=== DATA SHOWN ===

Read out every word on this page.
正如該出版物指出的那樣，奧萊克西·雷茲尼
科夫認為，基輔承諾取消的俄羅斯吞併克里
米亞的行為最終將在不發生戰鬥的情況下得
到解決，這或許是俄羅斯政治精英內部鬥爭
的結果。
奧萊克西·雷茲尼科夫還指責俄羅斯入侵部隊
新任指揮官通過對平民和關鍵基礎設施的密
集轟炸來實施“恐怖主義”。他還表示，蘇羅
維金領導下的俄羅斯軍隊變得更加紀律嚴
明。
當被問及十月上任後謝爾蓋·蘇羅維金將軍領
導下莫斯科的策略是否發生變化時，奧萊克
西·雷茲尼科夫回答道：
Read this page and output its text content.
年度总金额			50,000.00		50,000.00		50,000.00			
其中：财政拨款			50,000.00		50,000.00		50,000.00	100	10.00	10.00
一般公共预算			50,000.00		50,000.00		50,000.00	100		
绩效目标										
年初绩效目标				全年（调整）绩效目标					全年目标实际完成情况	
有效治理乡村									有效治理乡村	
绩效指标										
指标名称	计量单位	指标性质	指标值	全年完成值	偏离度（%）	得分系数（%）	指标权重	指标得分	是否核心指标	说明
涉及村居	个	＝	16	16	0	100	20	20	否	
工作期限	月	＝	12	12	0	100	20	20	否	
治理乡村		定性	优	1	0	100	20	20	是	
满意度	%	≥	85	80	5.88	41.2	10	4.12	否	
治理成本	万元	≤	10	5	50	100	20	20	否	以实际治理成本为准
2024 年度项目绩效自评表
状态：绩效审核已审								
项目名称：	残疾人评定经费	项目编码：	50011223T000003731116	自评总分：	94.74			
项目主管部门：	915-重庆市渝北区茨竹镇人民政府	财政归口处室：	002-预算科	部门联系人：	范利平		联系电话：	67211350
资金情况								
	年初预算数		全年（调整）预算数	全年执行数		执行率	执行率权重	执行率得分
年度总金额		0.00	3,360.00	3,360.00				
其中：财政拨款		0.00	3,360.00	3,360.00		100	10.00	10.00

===

■ PROBLEM STATEMENT ■
Retype every entry word for word.

■ RESPONSE TO THE EXERCISE ■
Read out every word on this page.
正如該出版物指出的那樣，奧萊克西·雷茲尼
科夫認為，基輔承諾取消的俄羅斯吞併克里
米亞的行為最終將在不發生戰鬥的情況下得
到解決，這或許是俄羅斯政治精英內部鬥爭
的結果。
奧萊克西·雷茲尼科夫還指責俄羅斯入侵部隊
新任指揮官通過對平民和關鍵基礎設施的密
集轟炸來實施“恐怖主義”。他還表示，蘇羅
維金領導下的俄羅斯軍隊變得更加紀律嚴
明。
當被問及十月上任後謝爾蓋·蘇羅維金將軍領
導下莫斯科的策略是否發生變化時，奧萊克
西·雷茲尼科夫回答道：
Read this page and output its text content.
年度总金额			50,000.00		50,000.00		50,000.00			
其中：财政拨款			50,000.00		50,000.00		50,000.00	100	10.00	10.00
一般公共预算			50,000.00		50,000.00		50,000.00	100		
绩效目标										
年初绩效目标				全年（调整）绩效目标					全年目标实际完成情况	
有效治理乡村									有效治理乡村	
绩效指标										
指标名称	计量单位	指标性质	指标值	全年完成值	偏离度（%）	得分系数（%）	指标权重	指标得分	是否核心指标	说明
涉及村居	个	＝	16	16	0	100	20	20	否	
工作期限	月	＝	12	12	0	100	20	20	否	
治理乡村		定性	优	1	0	100	20	20	是	
满意度	%	≥	85	80	5.88	41.2	10	4.12	否	
治理成本	万元	≤	10	5	50	100	20	20	否	以实际治理成本为准
2024 年度项目绩效自评表
状态：绩效审核已审								
项目名称：	残疾人评定经费	项目编码：	50011223T000003731116	自评总分：	94.74			
项目主管部门：	915-重庆市渝北区茨竹镇人民政府	财政归口处室：	002-预算科	部门联系人：	范利平		联系电话：	67211350
资金情况								
	年初预算数		全年（调整）预算数	全年执行数		执行率	执行率权重	执行率得分
年度总金额		0.00	3,360.00	3,360.00				
其中：财政拨款		0.00	3,360.00	3,360.00		100	10.00	10.00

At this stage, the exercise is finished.